→ What the task asks
Reproduce the material verbatim, beginning at the line containing "Find all labels, buttons, inputs, and" and ending after the line containing "x-tick-label: 4.0 (164, 401, 184, 418)", with both of those lines included. Omit the pictures from the output.

+---+

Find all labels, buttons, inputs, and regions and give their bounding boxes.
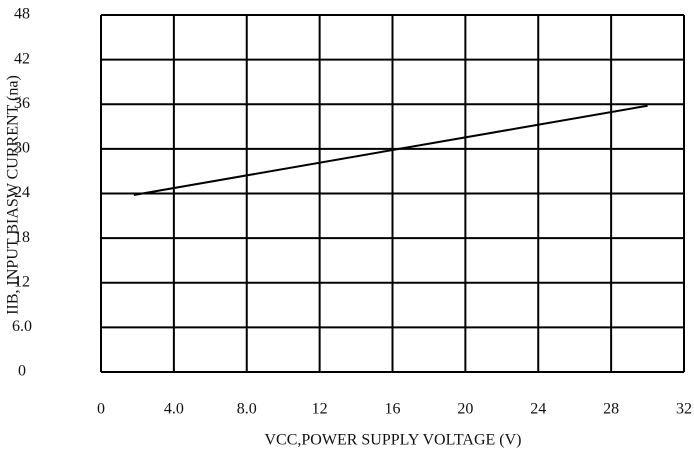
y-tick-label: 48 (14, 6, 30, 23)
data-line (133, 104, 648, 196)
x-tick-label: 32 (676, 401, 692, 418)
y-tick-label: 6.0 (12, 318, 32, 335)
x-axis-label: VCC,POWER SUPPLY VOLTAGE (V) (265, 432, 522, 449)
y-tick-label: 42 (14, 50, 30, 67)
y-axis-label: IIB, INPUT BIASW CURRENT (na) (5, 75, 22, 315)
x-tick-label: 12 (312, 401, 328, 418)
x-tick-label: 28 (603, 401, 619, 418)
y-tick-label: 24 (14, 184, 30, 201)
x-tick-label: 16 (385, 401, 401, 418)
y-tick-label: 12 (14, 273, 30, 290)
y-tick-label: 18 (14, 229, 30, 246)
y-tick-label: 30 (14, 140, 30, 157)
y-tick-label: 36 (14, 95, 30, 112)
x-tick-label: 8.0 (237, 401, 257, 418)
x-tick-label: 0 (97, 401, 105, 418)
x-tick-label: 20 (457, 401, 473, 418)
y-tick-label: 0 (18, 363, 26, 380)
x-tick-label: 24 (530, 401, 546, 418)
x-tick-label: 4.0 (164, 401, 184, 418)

+---+

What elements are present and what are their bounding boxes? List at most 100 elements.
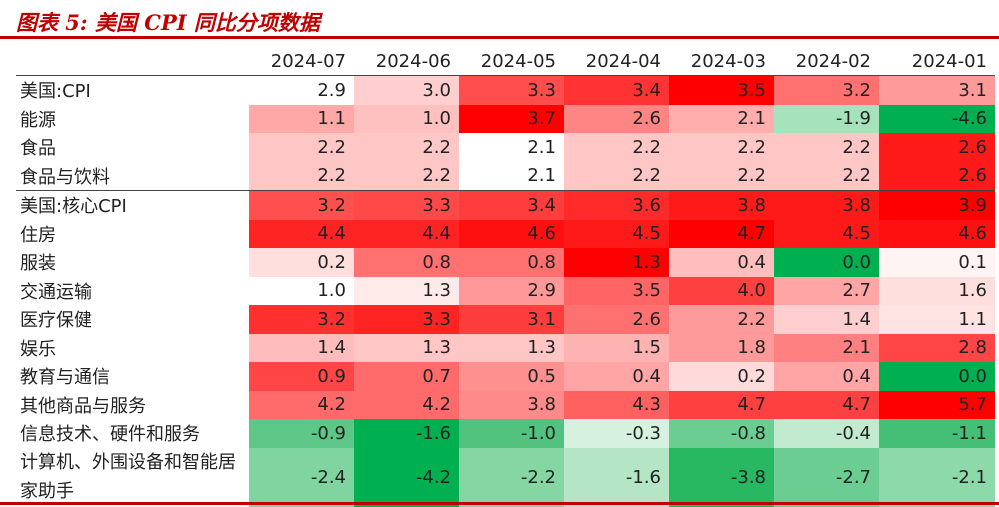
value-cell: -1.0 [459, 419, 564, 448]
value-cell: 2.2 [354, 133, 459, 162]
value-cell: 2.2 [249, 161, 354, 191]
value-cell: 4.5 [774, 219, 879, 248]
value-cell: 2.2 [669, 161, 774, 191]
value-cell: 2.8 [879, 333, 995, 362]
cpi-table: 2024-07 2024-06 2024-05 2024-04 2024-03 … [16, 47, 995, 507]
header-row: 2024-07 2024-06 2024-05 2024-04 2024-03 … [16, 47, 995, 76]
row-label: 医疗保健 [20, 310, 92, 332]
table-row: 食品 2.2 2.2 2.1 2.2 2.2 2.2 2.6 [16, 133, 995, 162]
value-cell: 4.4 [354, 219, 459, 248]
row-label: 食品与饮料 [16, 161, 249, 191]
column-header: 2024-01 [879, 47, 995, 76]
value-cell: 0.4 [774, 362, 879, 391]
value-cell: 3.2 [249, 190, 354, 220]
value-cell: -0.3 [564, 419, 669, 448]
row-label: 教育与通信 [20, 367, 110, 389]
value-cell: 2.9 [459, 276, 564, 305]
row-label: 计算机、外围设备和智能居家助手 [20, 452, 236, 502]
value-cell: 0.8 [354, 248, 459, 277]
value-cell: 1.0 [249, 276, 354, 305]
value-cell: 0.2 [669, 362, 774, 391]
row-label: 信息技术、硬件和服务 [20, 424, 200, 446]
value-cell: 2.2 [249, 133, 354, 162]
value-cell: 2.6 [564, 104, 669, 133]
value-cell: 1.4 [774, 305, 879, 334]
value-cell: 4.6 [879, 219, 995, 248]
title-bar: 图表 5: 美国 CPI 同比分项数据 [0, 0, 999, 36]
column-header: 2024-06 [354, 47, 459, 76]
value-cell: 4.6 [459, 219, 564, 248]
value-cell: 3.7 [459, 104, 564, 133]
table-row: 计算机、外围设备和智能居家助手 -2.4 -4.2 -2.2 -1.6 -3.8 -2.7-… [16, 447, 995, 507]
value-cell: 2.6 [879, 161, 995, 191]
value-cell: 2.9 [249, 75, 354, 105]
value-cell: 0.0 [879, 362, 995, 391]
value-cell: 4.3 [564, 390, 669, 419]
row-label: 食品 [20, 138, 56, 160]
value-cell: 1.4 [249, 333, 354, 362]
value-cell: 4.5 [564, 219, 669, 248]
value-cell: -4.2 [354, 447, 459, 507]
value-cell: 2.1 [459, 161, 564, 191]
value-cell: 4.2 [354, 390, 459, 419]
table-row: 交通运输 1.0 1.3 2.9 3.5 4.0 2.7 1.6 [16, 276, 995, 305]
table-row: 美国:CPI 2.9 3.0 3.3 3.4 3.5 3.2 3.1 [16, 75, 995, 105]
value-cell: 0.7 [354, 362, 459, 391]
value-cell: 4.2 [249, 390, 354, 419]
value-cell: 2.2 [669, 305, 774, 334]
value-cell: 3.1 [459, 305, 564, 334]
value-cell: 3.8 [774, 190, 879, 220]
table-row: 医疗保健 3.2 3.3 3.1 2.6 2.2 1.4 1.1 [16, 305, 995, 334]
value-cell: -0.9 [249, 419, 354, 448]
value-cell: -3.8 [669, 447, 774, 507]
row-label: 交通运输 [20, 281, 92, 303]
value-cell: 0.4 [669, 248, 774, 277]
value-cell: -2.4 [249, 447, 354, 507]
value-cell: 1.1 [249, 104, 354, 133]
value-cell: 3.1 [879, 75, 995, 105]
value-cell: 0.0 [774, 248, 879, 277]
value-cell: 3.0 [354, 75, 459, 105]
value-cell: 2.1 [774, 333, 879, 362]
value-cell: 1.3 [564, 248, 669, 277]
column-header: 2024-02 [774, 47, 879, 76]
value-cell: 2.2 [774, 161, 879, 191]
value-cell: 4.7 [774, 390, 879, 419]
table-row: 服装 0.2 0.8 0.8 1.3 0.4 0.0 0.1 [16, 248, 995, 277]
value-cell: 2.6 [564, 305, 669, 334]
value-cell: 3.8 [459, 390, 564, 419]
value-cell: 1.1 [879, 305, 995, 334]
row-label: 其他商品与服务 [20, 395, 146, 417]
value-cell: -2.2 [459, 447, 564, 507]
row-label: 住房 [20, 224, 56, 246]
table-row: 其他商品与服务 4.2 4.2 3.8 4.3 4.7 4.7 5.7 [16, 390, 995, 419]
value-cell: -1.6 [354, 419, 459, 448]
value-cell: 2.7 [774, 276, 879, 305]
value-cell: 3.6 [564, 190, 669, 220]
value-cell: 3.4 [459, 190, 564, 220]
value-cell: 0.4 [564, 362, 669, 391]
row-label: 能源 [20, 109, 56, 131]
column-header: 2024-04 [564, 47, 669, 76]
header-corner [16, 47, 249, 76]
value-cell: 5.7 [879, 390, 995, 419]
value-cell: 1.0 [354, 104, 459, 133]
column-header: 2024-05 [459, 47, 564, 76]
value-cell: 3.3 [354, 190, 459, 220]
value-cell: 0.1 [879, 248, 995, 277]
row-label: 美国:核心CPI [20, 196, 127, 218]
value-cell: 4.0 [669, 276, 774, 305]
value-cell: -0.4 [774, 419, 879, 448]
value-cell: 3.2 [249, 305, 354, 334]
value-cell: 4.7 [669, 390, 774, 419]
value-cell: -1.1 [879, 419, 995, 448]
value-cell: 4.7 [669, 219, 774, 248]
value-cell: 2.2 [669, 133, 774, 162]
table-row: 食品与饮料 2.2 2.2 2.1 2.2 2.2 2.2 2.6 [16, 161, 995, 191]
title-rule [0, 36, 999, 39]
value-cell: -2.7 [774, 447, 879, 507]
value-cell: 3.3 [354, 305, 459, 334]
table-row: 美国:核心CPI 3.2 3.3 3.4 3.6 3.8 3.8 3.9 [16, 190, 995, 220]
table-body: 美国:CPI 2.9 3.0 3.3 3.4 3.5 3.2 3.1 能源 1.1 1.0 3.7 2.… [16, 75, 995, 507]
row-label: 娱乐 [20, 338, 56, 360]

+---+

→ Full output
Find all labels, buttons, inputs, and regions and give their bounding boxes.
y-tick-label: 48 (14, 6, 30, 23)
data-line (133, 104, 648, 196)
x-tick-label: 32 (676, 401, 692, 418)
y-tick-label: 6.0 (12, 318, 32, 335)
x-axis-label: VCC,POWER SUPPLY VOLTAGE (V) (265, 432, 522, 449)
y-tick-label: 42 (14, 50, 30, 67)
y-axis-label: IIB, INPUT BIASW CURRENT (na) (5, 75, 22, 315)
x-tick-label: 12 (312, 401, 328, 418)
x-tick-label: 28 (603, 401, 619, 418)
y-tick-label: 24 (14, 184, 30, 201)
x-tick-label: 16 (385, 401, 401, 418)
y-tick-label: 12 (14, 273, 30, 290)
y-tick-label: 18 (14, 229, 30, 246)
y-tick-label: 30 (14, 140, 30, 157)
y-tick-label: 36 (14, 95, 30, 112)
x-tick-label: 8.0 (237, 401, 257, 418)
x-tick-label: 0 (97, 401, 105, 418)
x-tick-label: 20 (457, 401, 473, 418)
y-tick-label: 0 (18, 363, 26, 380)
x-tick-label: 24 (530, 401, 546, 418)
x-tick-label: 4.0 (164, 401, 184, 418)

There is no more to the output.